> _Material for this exercise_
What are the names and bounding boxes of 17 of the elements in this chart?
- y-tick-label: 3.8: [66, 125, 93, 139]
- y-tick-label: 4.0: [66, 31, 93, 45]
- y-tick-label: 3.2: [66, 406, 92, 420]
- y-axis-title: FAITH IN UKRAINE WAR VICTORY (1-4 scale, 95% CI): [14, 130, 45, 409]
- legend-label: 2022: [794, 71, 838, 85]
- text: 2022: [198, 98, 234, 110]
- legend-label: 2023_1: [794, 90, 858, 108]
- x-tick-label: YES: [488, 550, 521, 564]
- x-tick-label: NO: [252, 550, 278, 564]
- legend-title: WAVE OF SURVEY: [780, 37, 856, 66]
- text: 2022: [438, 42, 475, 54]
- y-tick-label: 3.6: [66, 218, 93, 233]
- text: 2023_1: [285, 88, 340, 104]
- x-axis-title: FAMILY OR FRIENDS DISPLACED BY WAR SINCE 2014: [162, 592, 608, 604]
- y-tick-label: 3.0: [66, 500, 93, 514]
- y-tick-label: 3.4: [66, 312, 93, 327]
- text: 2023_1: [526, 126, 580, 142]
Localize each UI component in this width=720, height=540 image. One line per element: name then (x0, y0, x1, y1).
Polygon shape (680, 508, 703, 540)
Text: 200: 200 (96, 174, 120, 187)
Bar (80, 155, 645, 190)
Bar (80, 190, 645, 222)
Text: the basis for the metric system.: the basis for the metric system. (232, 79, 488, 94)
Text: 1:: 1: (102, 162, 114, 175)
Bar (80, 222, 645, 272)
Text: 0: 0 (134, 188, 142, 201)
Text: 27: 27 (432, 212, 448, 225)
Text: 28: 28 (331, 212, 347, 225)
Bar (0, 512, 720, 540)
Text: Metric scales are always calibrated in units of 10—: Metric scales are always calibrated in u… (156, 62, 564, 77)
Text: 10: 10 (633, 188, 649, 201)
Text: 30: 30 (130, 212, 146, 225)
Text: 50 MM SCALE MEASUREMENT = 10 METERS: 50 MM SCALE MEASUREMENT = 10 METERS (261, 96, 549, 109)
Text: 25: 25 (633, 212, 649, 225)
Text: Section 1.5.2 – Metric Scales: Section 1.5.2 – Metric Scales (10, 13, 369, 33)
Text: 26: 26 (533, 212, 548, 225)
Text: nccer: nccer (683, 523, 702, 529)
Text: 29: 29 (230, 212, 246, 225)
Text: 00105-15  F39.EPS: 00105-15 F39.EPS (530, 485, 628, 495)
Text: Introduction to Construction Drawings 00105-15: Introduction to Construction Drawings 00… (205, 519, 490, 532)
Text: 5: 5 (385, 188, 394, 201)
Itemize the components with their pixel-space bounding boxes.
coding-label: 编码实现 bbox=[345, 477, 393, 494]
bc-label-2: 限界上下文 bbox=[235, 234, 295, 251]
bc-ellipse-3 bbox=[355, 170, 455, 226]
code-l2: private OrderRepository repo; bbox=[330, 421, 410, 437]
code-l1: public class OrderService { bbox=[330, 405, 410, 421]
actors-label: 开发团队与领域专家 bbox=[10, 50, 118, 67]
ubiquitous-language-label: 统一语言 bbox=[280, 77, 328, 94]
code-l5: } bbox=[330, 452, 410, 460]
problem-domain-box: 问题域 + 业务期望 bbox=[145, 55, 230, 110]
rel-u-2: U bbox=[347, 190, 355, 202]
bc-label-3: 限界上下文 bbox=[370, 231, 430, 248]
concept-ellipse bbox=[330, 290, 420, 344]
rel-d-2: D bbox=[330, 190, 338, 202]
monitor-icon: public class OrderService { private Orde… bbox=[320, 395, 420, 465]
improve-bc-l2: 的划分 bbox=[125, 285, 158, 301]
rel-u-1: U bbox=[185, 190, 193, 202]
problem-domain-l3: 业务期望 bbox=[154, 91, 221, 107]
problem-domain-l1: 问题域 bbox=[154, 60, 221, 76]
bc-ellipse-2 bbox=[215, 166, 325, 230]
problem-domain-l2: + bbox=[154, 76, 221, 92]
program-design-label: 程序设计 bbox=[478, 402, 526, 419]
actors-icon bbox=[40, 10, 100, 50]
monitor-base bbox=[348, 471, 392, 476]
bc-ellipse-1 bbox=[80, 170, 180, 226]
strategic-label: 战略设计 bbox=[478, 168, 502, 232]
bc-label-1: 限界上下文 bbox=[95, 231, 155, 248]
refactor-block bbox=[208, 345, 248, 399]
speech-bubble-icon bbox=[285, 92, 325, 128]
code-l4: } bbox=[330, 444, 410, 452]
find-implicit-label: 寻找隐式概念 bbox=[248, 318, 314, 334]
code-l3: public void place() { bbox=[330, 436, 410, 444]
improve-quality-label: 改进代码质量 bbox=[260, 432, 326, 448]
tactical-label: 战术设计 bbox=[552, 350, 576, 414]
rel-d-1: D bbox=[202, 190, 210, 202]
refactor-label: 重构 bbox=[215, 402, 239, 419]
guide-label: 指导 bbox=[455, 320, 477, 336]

> _The task_
Reproduce all of the records above line for line, keeping every character and the original order.

> _Exercise solution_
What are the names and bounding boxes of 17 of the elements in this chart?
- y-tick-label: 3.8: [66, 125, 93, 139]
- y-tick-label: 4.0: [66, 31, 93, 45]
- y-tick-label: 3.2: [66, 406, 92, 420]
- y-axis-title: FAITH IN UKRAINE WAR VICTORY (1-4 scale, 95% CI): [14, 130, 45, 409]
- legend-label: 2022: [794, 71, 838, 85]
- text: 2022: [198, 98, 234, 110]
- legend-label: 2023_1: [794, 90, 858, 108]
- x-tick-label: YES: [488, 550, 521, 564]
- x-tick-label: NO: [252, 550, 278, 564]
- legend-title: WAVE OF SURVEY: [780, 37, 856, 66]
- text: 2022: [438, 42, 475, 54]
- y-tick-label: 3.6: [66, 218, 93, 233]
- text: 2023_1: [285, 88, 340, 104]
- x-axis-title: FAMILY OR FRIENDS DISPLACED BY WAR SINCE 2014: [162, 592, 608, 604]
- y-tick-label: 3.0: [66, 500, 93, 514]
- y-tick-label: 3.4: [66, 312, 93, 327]
- text: 2023_1: [526, 126, 580, 142]
Localize each UI component in this width=720, height=540 image. One line per element: name then (x0, y0, x1, y1).
Polygon shape (680, 508, 703, 540)
Text: 200: 200 (96, 174, 120, 187)
Bar (80, 155, 645, 190)
Bar (80, 190, 645, 222)
Text: the basis for the metric system.: the basis for the metric system. (232, 79, 488, 94)
Text: 1:: 1: (102, 162, 114, 175)
Bar (80, 222, 645, 272)
Text: 0: 0 (134, 188, 142, 201)
Text: 27: 27 (432, 212, 448, 225)
Text: 28: 28 (331, 212, 347, 225)
Bar (0, 512, 720, 540)
Text: Metric scales are always calibrated in units of 10—: Metric scales are always calibrated in u… (156, 62, 564, 77)
Text: 10: 10 (633, 188, 649, 201)
Text: 30: 30 (130, 212, 146, 225)
Text: 50 MM SCALE MEASUREMENT = 10 METERS: 50 MM SCALE MEASUREMENT = 10 METERS (261, 96, 549, 109)
Text: 25: 25 (633, 212, 649, 225)
Text: Section 1.5.2 – Metric Scales: Section 1.5.2 – Metric Scales (10, 13, 369, 33)
Text: 26: 26 (533, 212, 548, 225)
Text: nccer: nccer (683, 523, 702, 529)
Text: 29: 29 (230, 212, 246, 225)
Text: 00105-15  F39.EPS: 00105-15 F39.EPS (530, 485, 628, 495)
Text: Introduction to Construction Drawings 00105-15: Introduction to Construction Drawings 00… (205, 519, 490, 532)
Text: 5: 5 (385, 188, 394, 201)
Itemize the components with their pixel-space bounding boxes.
coding-label: 编码实现 bbox=[345, 477, 393, 494]
bc-label-2: 限界上下文 bbox=[235, 234, 295, 251]
bc-ellipse-3 bbox=[355, 170, 455, 226]
code-l2: private OrderRepository repo; bbox=[330, 421, 410, 437]
code-l1: public class OrderService { bbox=[330, 405, 410, 421]
actors-label: 开发团队与领域专家 bbox=[10, 50, 118, 67]
ubiquitous-language-label: 统一语言 bbox=[280, 77, 328, 94]
code-l5: } bbox=[330, 452, 410, 460]
problem-domain-box: 问题域 + 业务期望 bbox=[145, 55, 230, 110]
rel-u-2: U bbox=[347, 190, 355, 202]
bc-label-3: 限界上下文 bbox=[370, 231, 430, 248]
concept-ellipse bbox=[330, 290, 420, 344]
rel-d-2: D bbox=[330, 190, 338, 202]
monitor-icon: public class OrderService { private Orde… bbox=[320, 395, 420, 465]
improve-bc-l2: 的划分 bbox=[125, 285, 158, 301]
rel-u-1: U bbox=[185, 190, 193, 202]
problem-domain-l3: 业务期望 bbox=[154, 91, 221, 107]
problem-domain-l1: 问题域 bbox=[154, 60, 221, 76]
bc-ellipse-2 bbox=[215, 166, 325, 230]
problem-domain-l2: + bbox=[154, 76, 221, 92]
program-design-label: 程序设计 bbox=[478, 402, 526, 419]
actors-icon bbox=[40, 10, 100, 50]
monitor-base bbox=[348, 471, 392, 476]
bc-ellipse-1 bbox=[80, 170, 180, 226]
strategic-label: 战略设计 bbox=[478, 168, 502, 232]
bc-label-1: 限界上下文 bbox=[95, 231, 155, 248]
refactor-block bbox=[208, 345, 248, 399]
speech-bubble-icon bbox=[285, 92, 325, 128]
code-l4: } bbox=[330, 444, 410, 452]
find-implicit-label: 寻找隐式概念 bbox=[248, 318, 314, 334]
code-l3: public void place() { bbox=[330, 436, 410, 444]
improve-quality-label: 改进代码质量 bbox=[260, 432, 326, 448]
tactical-label: 战术设计 bbox=[552, 350, 576, 414]
rel-d-1: D bbox=[202, 190, 210, 202]
refactor-label: 重构 bbox=[215, 402, 239, 419]
guide-label: 指导 bbox=[455, 320, 477, 336]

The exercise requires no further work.